# [Job]
Collect all lines containing the word "name" from the data.

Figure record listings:
--*--

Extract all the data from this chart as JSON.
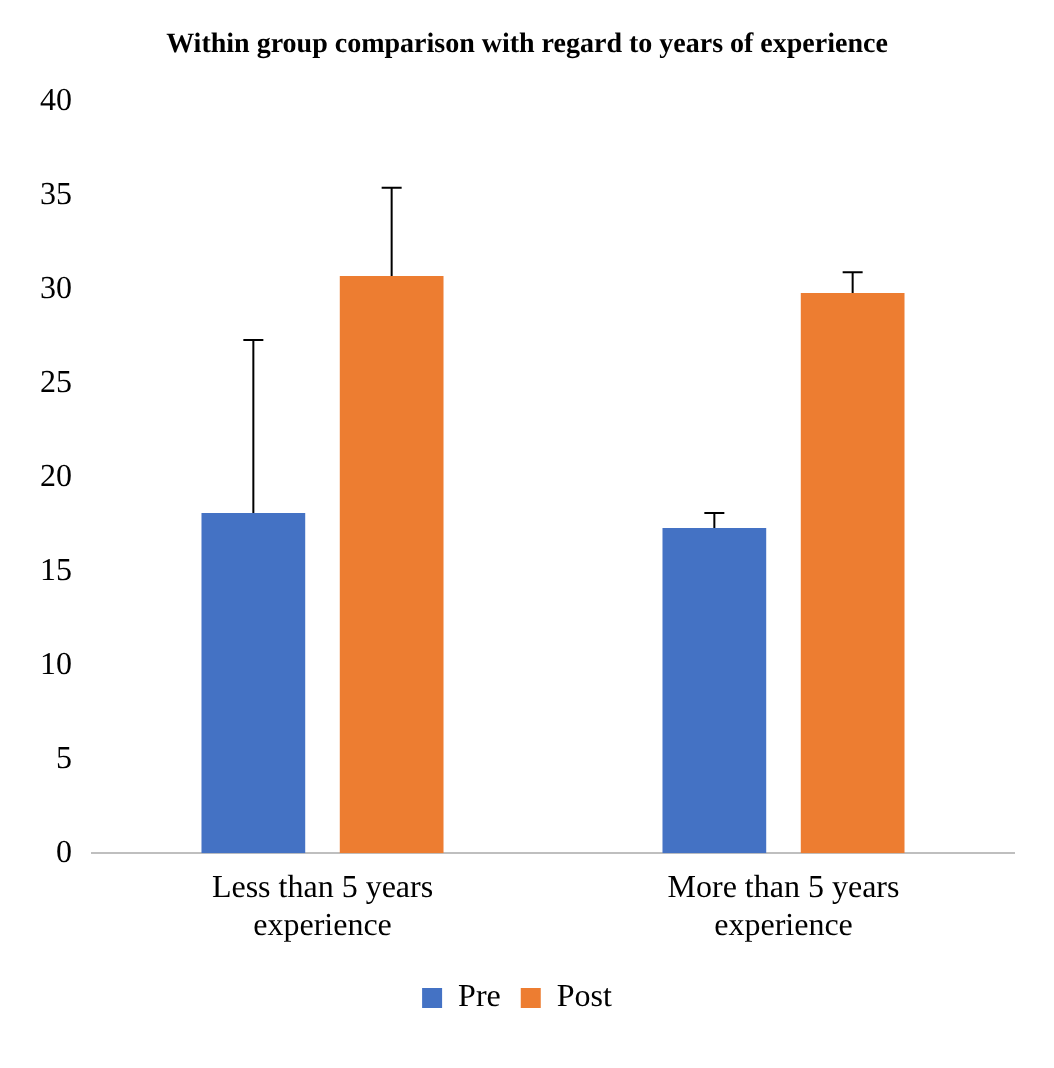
{
  "chart_data": {
    "type": "bar",
    "title": "Within group comparison with regard to years of experience",
    "categories": [
      "Less than 5 years experience",
      "More than 5 years experience"
    ],
    "series": [
      {
        "name": "Pre",
        "color": "#4472c4",
        "values": [
          18.1,
          17.3
        ],
        "errors": [
          [
            18.1,
            27.3
          ],
          [
            17.3,
            18.1
          ]
        ]
      },
      {
        "name": "Post",
        "color": "#ed7d31",
        "values": [
          30.7,
          29.8
        ],
        "errors": [
          [
            30.7,
            35.4
          ],
          [
            29.8,
            30.9
          ]
        ]
      }
    ],
    "ylim": [
      0,
      40
    ],
    "yticks": [
      0,
      5,
      10,
      15,
      20,
      25,
      30,
      35,
      40
    ],
    "grid": false,
    "legend": "bottom"
  }
}
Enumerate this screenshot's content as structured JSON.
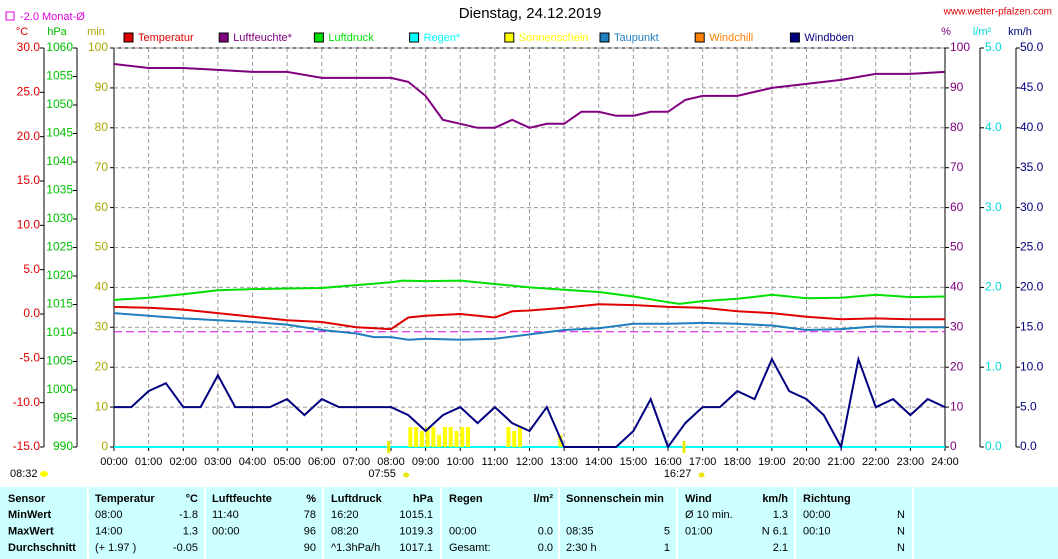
{
  "chart_data": {
    "type": "line",
    "title": "Dienstag, 24.12.2019",
    "source": "www.wetter-pfalzen.com",
    "monthly_avg": {
      "label": "-2.0 Monat-Ø",
      "value": -2.0,
      "color": "#e000e0",
      "axis": 0
    },
    "timestamp": "08:32",
    "annotations": [
      {
        "text": "07:55",
        "x": 7.9167
      },
      {
        "text": "16:27",
        "x": 16.45
      }
    ],
    "xlim": [
      0,
      24
    ],
    "xticks": [
      {
        "value": 0,
        "label": "00:00"
      },
      {
        "value": 1,
        "label": "01:00"
      },
      {
        "value": 2,
        "label": "02:00"
      },
      {
        "value": 3,
        "label": "03:00"
      },
      {
        "value": 4,
        "label": "04:00"
      },
      {
        "value": 5,
        "label": "05:00"
      },
      {
        "value": 6,
        "label": "06:00"
      },
      {
        "value": 7,
        "label": "07:00"
      },
      {
        "value": 8,
        "label": "08:00"
      },
      {
        "value": 9,
        "label": "09:00"
      },
      {
        "value": 10,
        "label": "10:00"
      },
      {
        "value": 11,
        "label": "11:00"
      },
      {
        "value": 12,
        "label": "12:00"
      },
      {
        "value": 13,
        "label": "13:00"
      },
      {
        "value": 14,
        "label": "14:00"
      },
      {
        "value": 15,
        "label": "15:00"
      },
      {
        "value": 16,
        "label": "16:00"
      },
      {
        "value": 17,
        "label": "17:00"
      },
      {
        "value": 18,
        "label": "18:00"
      },
      {
        "value": 19,
        "label": "19:00"
      },
      {
        "value": 20,
        "label": "20:00"
      },
      {
        "value": 21,
        "label": "21:00"
      },
      {
        "value": 22,
        "label": "22:00"
      },
      {
        "value": 23,
        "label": "23:00"
      },
      {
        "value": 24,
        "label": "24:00"
      }
    ],
    "grid": true,
    "axes": [
      {
        "label": "°C",
        "color": "#e00000",
        "lim": [
          -15,
          30
        ],
        "ticks": [
          {
            "value": 30,
            "label": "30.0"
          },
          {
            "value": 25,
            "label": "25.0"
          },
          {
            "value": 20,
            "label": "20.0"
          },
          {
            "value": 15,
            "label": "15.0"
          },
          {
            "value": 10,
            "label": "10.0"
          },
          {
            "value": 5,
            "label": "5.0"
          },
          {
            "value": 0,
            "label": "0.0"
          },
          {
            "value": -5,
            "label": "-5.0"
          },
          {
            "value": -10,
            "label": "-10.0"
          },
          {
            "value": -15,
            "label": "-15.0"
          }
        ]
      },
      {
        "label": "hPa",
        "color": "#00c000",
        "lim": [
          990,
          1060
        ],
        "ticks": [
          1060,
          1055,
          1050,
          1045,
          1040,
          1035,
          1030,
          1025,
          1020,
          1015,
          1010,
          1005,
          1000,
          995,
          990
        ]
      },
      {
        "label": "min",
        "color": "#a8a800",
        "lim": [
          0,
          100
        ],
        "ticks": [
          100,
          90,
          80,
          70,
          60,
          50,
          40,
          30,
          20,
          10,
          0
        ]
      },
      {
        "label": "%",
        "color": "#800080",
        "lim": [
          0,
          100
        ],
        "ticks": [
          100,
          90,
          80,
          70,
          60,
          50,
          40,
          30,
          20,
          10,
          0
        ],
        "grid": true
      },
      {
        "label": "l/m²",
        "color": "#00d8d8",
        "lim": [
          0,
          5
        ],
        "ticks": [
          {
            "value": 5,
            "label": "5.0"
          },
          {
            "value": 4,
            "label": "4.0"
          },
          {
            "value": 3,
            "label": "3.0"
          },
          {
            "value": 2,
            "label": "2.0"
          },
          {
            "value": 1,
            "label": "1.0"
          },
          {
            "value": 0,
            "label": "0.0"
          }
        ]
      },
      {
        "label": "km/h",
        "color": "#000080",
        "lim": [
          0,
          50
        ],
        "ticks": [
          {
            "value": 50,
            "label": "50.0"
          },
          {
            "value": 45,
            "label": "45.0"
          },
          {
            "value": 40,
            "label": "40.0"
          },
          {
            "value": 35,
            "label": "35.0"
          },
          {
            "value": 30,
            "label": "30.0"
          },
          {
            "value": 25,
            "label": "25.0"
          },
          {
            "value": 20,
            "label": "20.0"
          },
          {
            "value": 15,
            "label": "15.0"
          },
          {
            "value": 10,
            "label": "10.0"
          },
          {
            "value": 5,
            "label": "5.0"
          },
          {
            "value": 0,
            "label": "0.0"
          }
        ]
      }
    ],
    "series": [
      {
        "name": "Temperatur",
        "color": "#e00000",
        "axis": 0,
        "type": "line",
        "x": [
          0,
          1,
          2,
          3,
          4,
          5,
          6,
          7,
          8,
          8.5,
          9,
          10,
          11,
          11.5,
          12,
          13,
          14,
          15,
          16,
          17,
          18,
          19,
          20,
          21,
          22,
          23,
          24
        ],
        "values": [
          0.8,
          0.7,
          0.5,
          0.1,
          -0.3,
          -0.7,
          -0.9,
          -1.5,
          -1.7,
          -0.4,
          -0.2,
          0,
          -0.4,
          0.3,
          0.4,
          0.7,
          1.1,
          1,
          0.8,
          0.7,
          0.3,
          0.1,
          -0.3,
          -0.6,
          -0.5,
          -0.6,
          -0.6
        ]
      },
      {
        "name": "Luftfeuchte*",
        "color": "#800080",
        "axis": 3,
        "type": "line",
        "x": [
          0,
          1,
          2,
          3,
          4,
          5,
          6,
          7,
          8,
          8.5,
          9,
          9.5,
          10,
          10.5,
          11,
          11.5,
          12,
          12.5,
          13,
          13.5,
          14,
          14.5,
          15,
          15.5,
          16,
          16.5,
          17,
          18,
          19,
          20,
          21,
          22,
          23,
          24
        ],
        "values": [
          96,
          95,
          95,
          94.5,
          94,
          94,
          92.5,
          92.5,
          92.5,
          91.5,
          88,
          82,
          81,
          80,
          80,
          82,
          80,
          81,
          81,
          84,
          84,
          83,
          83,
          84,
          84,
          87,
          88,
          88,
          90,
          91,
          92,
          93.5,
          93.5,
          94
        ]
      },
      {
        "name": "Luftdruck",
        "color": "#00e000",
        "axis": 1,
        "type": "line",
        "x": [
          0,
          1,
          2,
          3,
          4,
          5,
          6,
          7,
          8,
          8.33,
          9,
          10,
          11,
          12,
          13,
          14,
          15,
          16,
          16.33,
          17,
          18,
          19,
          20,
          21,
          22,
          23,
          24
        ],
        "values": [
          1015.8,
          1016.2,
          1016.8,
          1017.5,
          1017.7,
          1017.8,
          1017.9,
          1018.4,
          1018.9,
          1019.2,
          1019.1,
          1019.2,
          1018.6,
          1018,
          1017.6,
          1017.2,
          1016.4,
          1015.4,
          1015.1,
          1015.6,
          1016,
          1016.7,
          1016.1,
          1016.2,
          1016.7,
          1016.3,
          1016.4
        ]
      },
      {
        "name": "Regen*",
        "color": "#00ffff",
        "axis": 4,
        "type": "line",
        "x": [
          0,
          24
        ],
        "values": [
          0,
          0
        ]
      },
      {
        "name": "Sonnenschein",
        "color": "#ffff00",
        "axis": 2,
        "type": "bar",
        "x": [
          8.5,
          8.6667,
          8.8333,
          9,
          9.1667,
          9.3333,
          9.5,
          9.6667,
          9.8333,
          10,
          10.1667,
          11.3333,
          11.5,
          11.6667,
          12.8333
        ],
        "values": [
          5,
          5,
          4,
          5,
          5,
          3,
          5,
          5,
          4,
          5,
          5,
          5,
          4,
          5,
          3
        ]
      },
      {
        "name": "Taupunkt",
        "color": "#1f7fbf",
        "axis": 0,
        "type": "line",
        "x": [
          0,
          1,
          2,
          3,
          4,
          5,
          6,
          7,
          7.5,
          8,
          8.5,
          9,
          10,
          11,
          12,
          13,
          14,
          15,
          16,
          17,
          18,
          19,
          20,
          21,
          22,
          23,
          24
        ],
        "values": [
          0.1,
          -0.2,
          -0.5,
          -0.7,
          -0.9,
          -1.2,
          -1.8,
          -2.2,
          -2.6,
          -2.6,
          -2.9,
          -2.8,
          -2.9,
          -2.8,
          -2.3,
          -1.8,
          -1.6,
          -1.1,
          -1.1,
          -1,
          -1.1,
          -1.3,
          -1.8,
          -1.7,
          -1.4,
          -1.5,
          -1.5
        ]
      },
      {
        "name": "Windchill",
        "color": "#ff8000",
        "axis": 0,
        "type": "line",
        "x": [],
        "values": []
      },
      {
        "name": "Windböen",
        "color": "#000080",
        "axis": 5,
        "type": "line",
        "x": [
          0,
          0.5,
          1,
          1.5,
          2,
          2.5,
          3,
          3.5,
          4,
          4.5,
          5,
          5.5,
          6,
          6.5,
          7,
          7.5,
          8,
          8.5,
          9,
          9.5,
          10,
          10.5,
          11,
          11.5,
          12,
          12.5,
          13,
          13.5,
          14,
          14.5,
          15,
          15.5,
          16,
          16.5,
          17,
          17.5,
          18,
          18.5,
          19,
          19.5,
          20,
          20.5,
          21,
          21.5,
          22,
          22.5,
          23,
          23.5,
          24
        ],
        "values": [
          5,
          5,
          7,
          8,
          5,
          5,
          9,
          5,
          5,
          5,
          6,
          4,
          6,
          5,
          5,
          5,
          5,
          4,
          2,
          4,
          5,
          3,
          5,
          3,
          2,
          5,
          0,
          0,
          0,
          0,
          2,
          6,
          0,
          3,
          5,
          5,
          7,
          6,
          11,
          7,
          6,
          4,
          0,
          11,
          5,
          6,
          4,
          6,
          5
        ]
      }
    ]
  },
  "table": {
    "header": [
      "Sensor",
      "Temperatur",
      "°C",
      "Luftfeuchte",
      "%",
      "Luftdruck",
      "hPa",
      "Regen",
      "l/m²",
      "Sonnenschein min",
      null,
      "Wind",
      "km/h",
      "Richtung",
      null
    ],
    "rows": [
      [
        "MinWert",
        "08:00",
        "-1.8",
        "11:40",
        "78",
        "16:20",
        "1015.1",
        null,
        null,
        null,
        null,
        "Ø 10 min.",
        "1.3",
        "00:00",
        "N"
      ],
      [
        "MaxWert",
        "14:00",
        "1.3",
        "00:00",
        "96",
        "08:20",
        "1019.3",
        "00:00",
        "0.0",
        "08:35",
        "5",
        "01:00",
        "N 6.1",
        "00:10",
        "N"
      ],
      [
        "Durchschnitt",
        "(+ 1.97 )",
        "-0.05",
        null,
        "90",
        "^1.3hPa/h",
        "1017.1",
        "Gesamt:",
        "0.0",
        "2:30 h",
        "1",
        null,
        "2.1",
        null,
        "N"
      ]
    ]
  }
}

--*--

# [Exercise response]
        "name": "Pre",
        "name": "Post",
        "name": "Temperatur",
        "name": "Luftfeuchte*",
        "name": "Luftdruck",
        "name": "Regen*",
        "name": "Sonnenschein",
        "name": "Taupunkt",
        "name": "Windchill",
        "name": "Windböen",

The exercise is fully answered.